> **GIVEN EXERCISE**
Count how many lines include "this" and answer with that number only.

> **GIVEN DATA**
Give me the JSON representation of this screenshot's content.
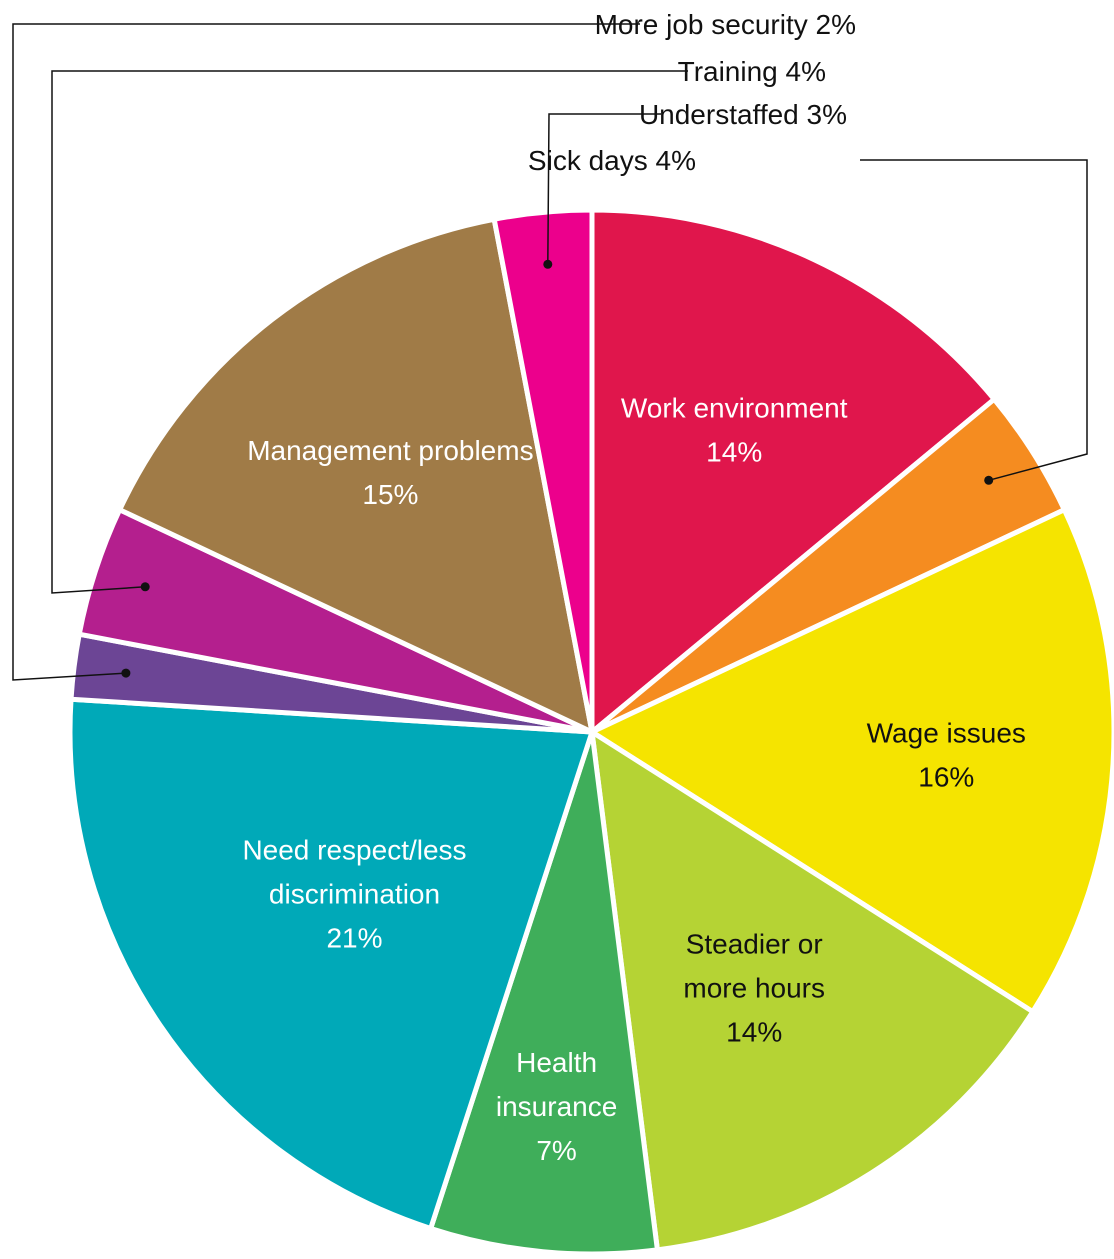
{
  "chart_data": {
    "type": "pie",
    "start": "12 o'clock",
    "direction": "clockwise",
    "slices": [
      {
        "label": "Work environment",
        "value": 14,
        "value_label": "14%",
        "color": "#e0164c",
        "text_color": "#ffffff"
      },
      {
        "label": "Sick days",
        "value": 4,
        "value_label": "4%",
        "color": "#f58c20"
      },
      {
        "label": "Wage issues",
        "value": 16,
        "value_label": "16%",
        "color": "#f5e400",
        "text_color": "#111111"
      },
      {
        "label": "Steadier or more hours",
        "value": 14,
        "value_label": "14%",
        "color": "#b5d334",
        "text_color": "#111111"
      },
      {
        "label": "Health insurance",
        "value": 7,
        "value_label": "7%",
        "color": "#3fae5a",
        "text_color": "#ffffff"
      },
      {
        "label": "Need respect/less discrimination",
        "value": 21,
        "value_label": "21%",
        "color": "#00a9b8",
        "text_color": "#ffffff"
      },
      {
        "label": "More job security",
        "value": 2,
        "value_label": "2%",
        "color": "#6c4595"
      },
      {
        "label": "Training",
        "value": 4,
        "value_label": "4%",
        "color": "#b41f8e"
      },
      {
        "label": "Management problems",
        "value": 15,
        "value_label": "15%",
        "color": "#a07b47",
        "text_color": "#ffffff"
      },
      {
        "label": "Understaffed",
        "value": 3,
        "value_label": "3%",
        "color": "#ec008c"
      }
    ]
  }
}
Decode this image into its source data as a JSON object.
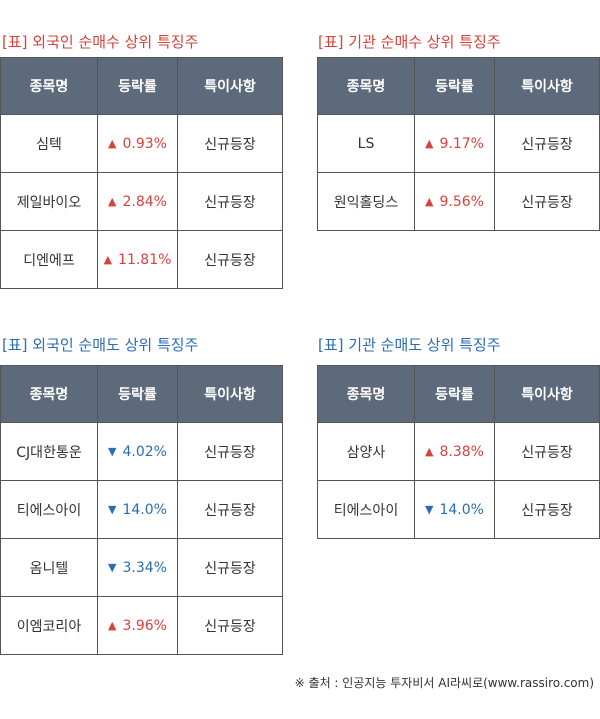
{
  "sections": [
    {
      "title": "[표] 외국인 순매수 상위 특징주",
      "color": "red",
      "headers": [
        "종목명",
        "등락률",
        "특이사항"
      ],
      "rows": [
        {
          "name": "심텍",
          "dir": "up",
          "rate": "0.93%",
          "note": "신규등장"
        },
        {
          "name": "제일바이오",
          "dir": "up",
          "rate": "2.84%",
          "note": "신규등장"
        },
        {
          "name": "디엔에프",
          "dir": "up",
          "rate": "11.81%",
          "note": "신규등장"
        }
      ]
    },
    {
      "title": "[표] 기관 순매수 상위 특징주",
      "color": "red",
      "headers": [
        "종목명",
        "등락률",
        "특이사항"
      ],
      "rows": [
        {
          "name": "LS",
          "dir": "up",
          "rate": "9.17%",
          "note": "신규등장"
        },
        {
          "name": "원익홀딩스",
          "dir": "up",
          "rate": "9.56%",
          "note": "신규등장"
        }
      ]
    },
    {
      "title": "[표] 외국인 순매도 상위 특징주",
      "color": "blue",
      "headers": [
        "종목명",
        "등락률",
        "특이사항"
      ],
      "rows": [
        {
          "name": "CJ대한통운",
          "dir": "down",
          "rate": "4.02%",
          "note": "신규등장"
        },
        {
          "name": "티에스아이",
          "dir": "down",
          "rate": "14.0%",
          "note": "신규등장"
        },
        {
          "name": "옴니텔",
          "dir": "down",
          "rate": "3.34%",
          "note": "신규등장"
        },
        {
          "name": "이엠코리아",
          "dir": "up",
          "rate": "3.96%",
          "note": "신규등장"
        }
      ]
    },
    {
      "title": "[표] 기관 순매도 상위 특징주",
      "color": "blue",
      "headers": [
        "종목명",
        "등락률",
        "특이사항"
      ],
      "rows": [
        {
          "name": "삼양사",
          "dir": "up",
          "rate": "8.38%",
          "note": "신규등장"
        },
        {
          "name": "티에스아이",
          "dir": "down",
          "rate": "14.0%",
          "note": "신규등장"
        }
      ]
    }
  ],
  "arrows": {
    "up": "▲",
    "down": "▼"
  },
  "colors": {
    "header_bg": "#5d6a7b",
    "up": "#d9413c",
    "down": "#2a6db5",
    "border": "#555555"
  },
  "footer": "※ 출처 : 인공지능 투자비서 AI라씨로(www.rassiro.com)"
}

> **COMPLETED EXERCISE**
2